Copy out each line that has "system" in it.

[start of Material for this exercise]

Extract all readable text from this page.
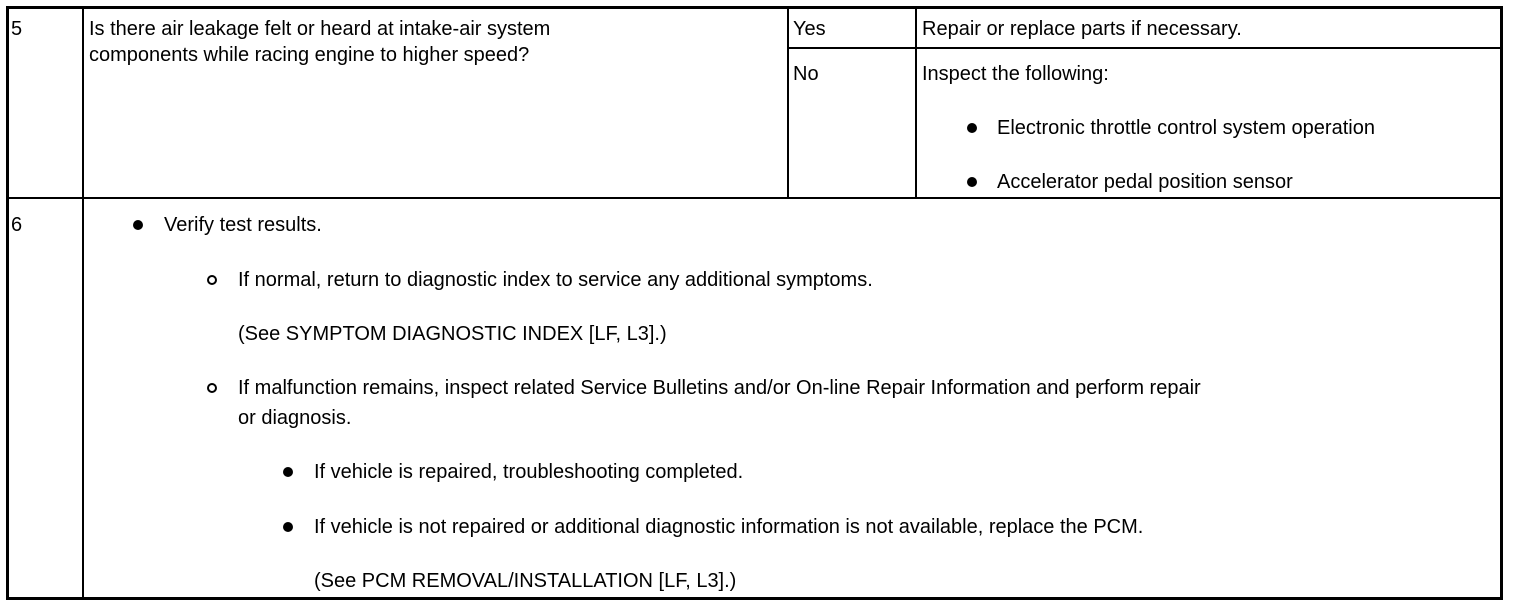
5	Is there air leakage felt or heard at intake-air system
components while racing engine to higher speed?
Yes	Repair or replace parts if necessary.
No	Inspect the following:
Electronic throttle control system operation
Accelerator pedal position sensor
6	Verify test results.
If normal, return to diagnostic index to service any additional symptoms.
(See SYMPTOM DIAGNOSTIC INDEX [LF, L3].)
If malfunction remains, inspect related Service Bulletins and/or On-line Repair Information and perform repair
or diagnosis.
If vehicle is repaired, troubleshooting completed.
If vehicle is not repaired or additional diagnostic information is not available, replace the PCM.
(See PCM REMOVAL/INSTALLATION [LF, L3].)
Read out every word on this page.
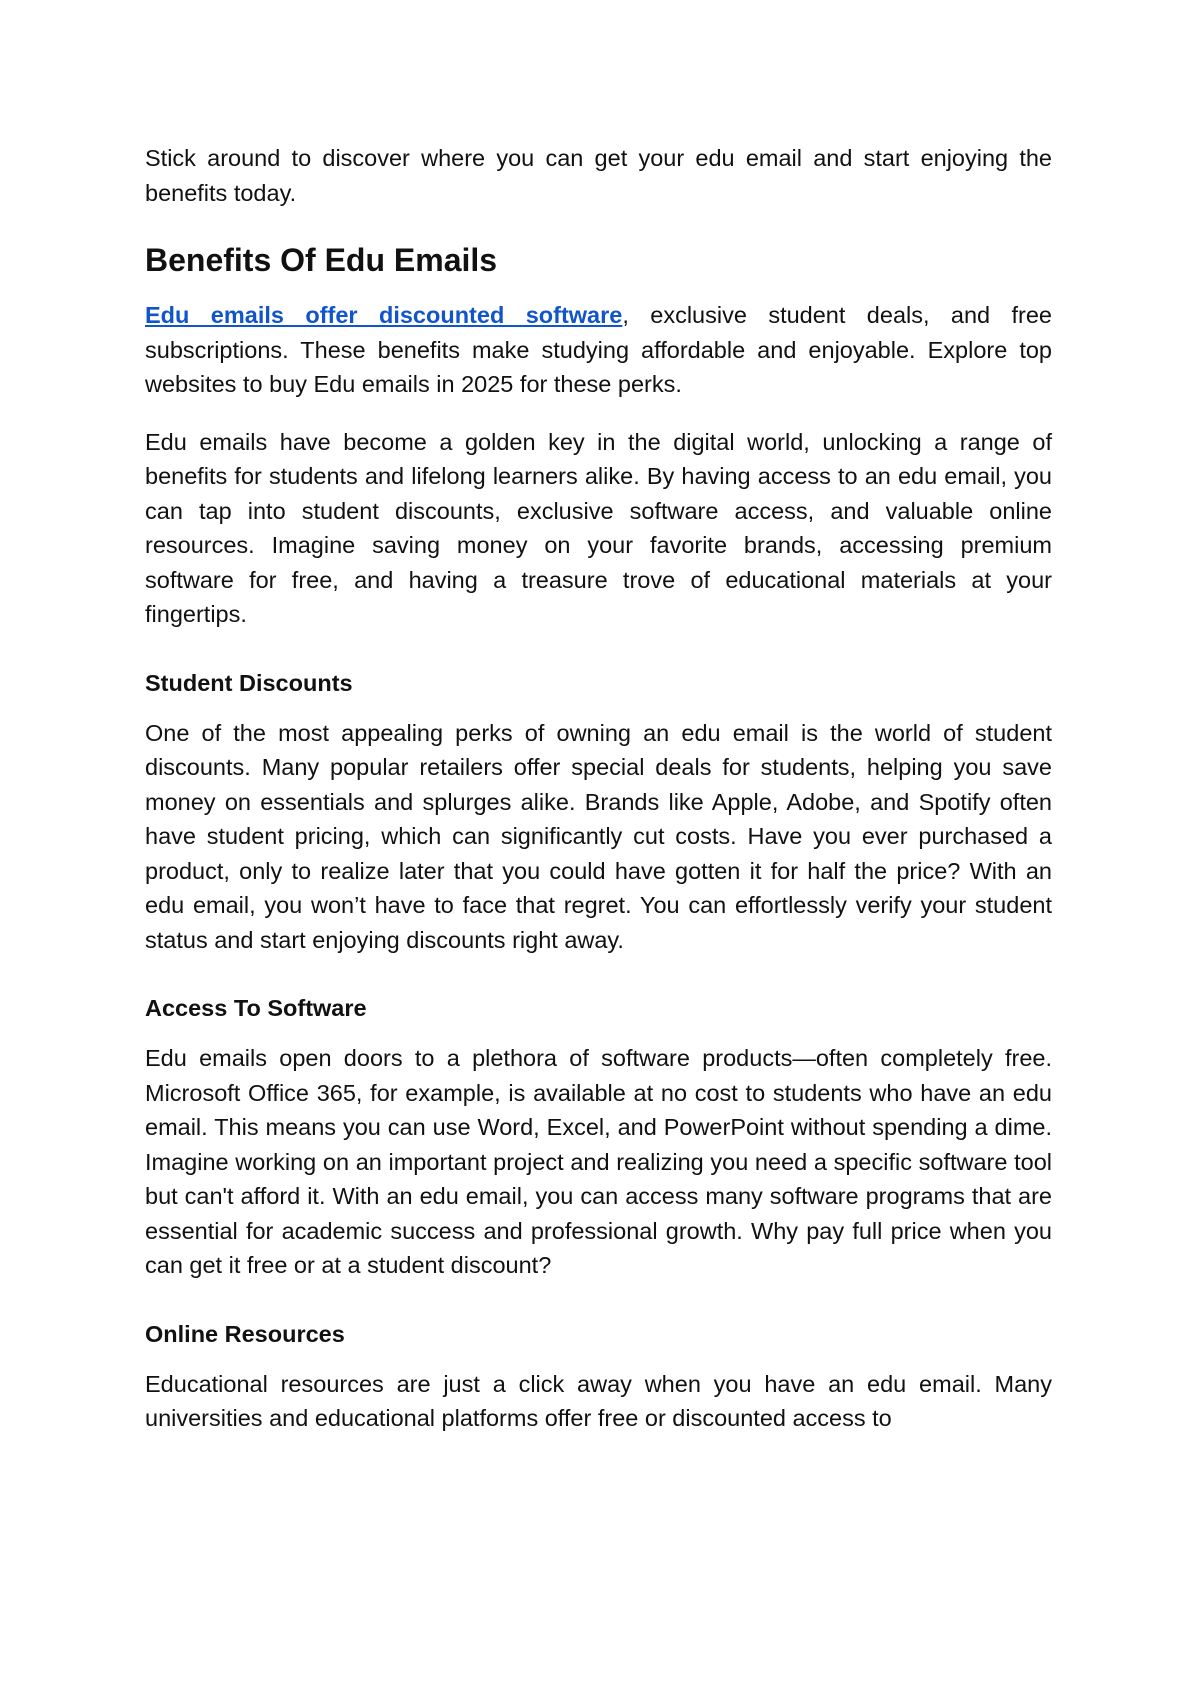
Stick around to discover where you can get your edu email and start enjoying the benefits today.

Benefits Of Edu Emails

Edu emails offer discounted software, exclusive student deals, and free subscriptions. These benefits make studying affordable and enjoyable. Explore top websites to buy Edu emails in 2025 for these perks.

Edu emails have become a golden key in the digital world, unlocking a range of benefits for students and lifelong learners alike. By having access to an edu email, you can tap into student discounts, exclusive software access, and valuable online resources. Imagine saving money on your favorite brands, accessing premium software for free, and having a treasure trove of educational materials at your fingertips.

Student Discounts

One of the most appealing perks of owning an edu email is the world of student discounts. Many popular retailers offer special deals for students, helping you save money on essentials and splurges alike. Brands like Apple, Adobe, and Spotify often have student pricing, which can significantly cut costs. Have you ever purchased a product, only to realize later that you could have gotten it for half the price? With an edu email, you won’t have to face that regret. You can effortlessly verify your student status and start enjoying discounts right away.

Access To Software

Edu emails open doors to a plethora of software products—often completely free. Microsoft Office 365, for example, is available at no cost to students who have an edu email. This means you can use Word, Excel, and PowerPoint without spending a dime. Imagine working on an important project and realizing you need a specific software tool but can't afford it. With an edu email, you can access many software programs that are essential for academic success and professional growth. Why pay full price when you can get it free or at a student discount?

Online Resources

Educational resources are just a click away when you have an edu email. Many universities and educational platforms offer free or discounted access to
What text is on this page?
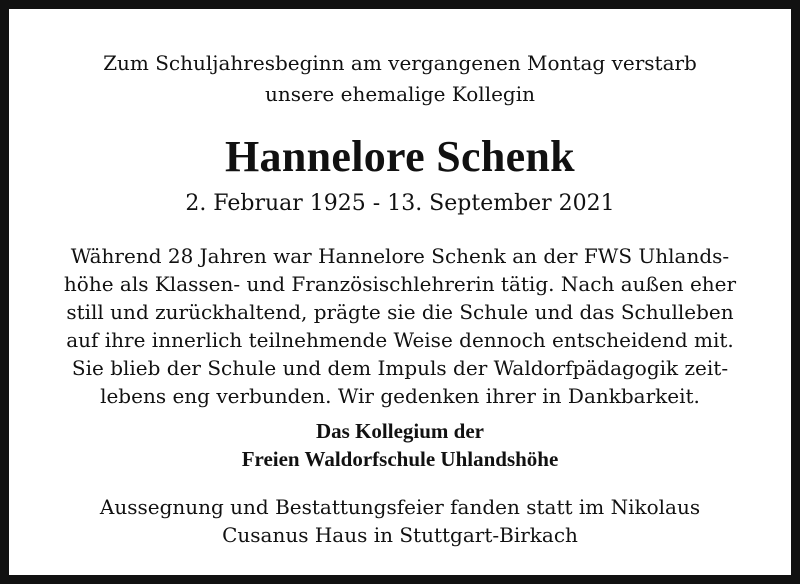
Zum Schuljahresbeginn am vergangenen Montag verstarb
unsere ehemalige Kollegin
Hannelore Schenk
2. Februar 1925 - 13. September 2021
Während 28 Jahren war Hannelore Schenk an der FWS Uhlands-
höhe als Klassen- und Französischlehrerin tätig. Nach außen eher
still und zurückhaltend, prägte sie die Schule und das Schulleben
auf ihre innerlich teilnehmende Weise dennoch entscheidend mit.
Sie blieb der Schule und dem Impuls der Waldorfpädagogik zeit-
lebens eng verbunden. Wir gedenken ihrer in Dankbarkeit.
Das Kollegium der
Freien Waldorfschule Uhlandshöhe
Aussegnung und Bestattungsfeier fanden statt im Nikolaus
Cusanus Haus in Stuttgart-Birkach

[end of Material for this exercise]

Solution to this problem
5	Is there air leakage felt or heard at intake-air system
Electronic throttle control system operation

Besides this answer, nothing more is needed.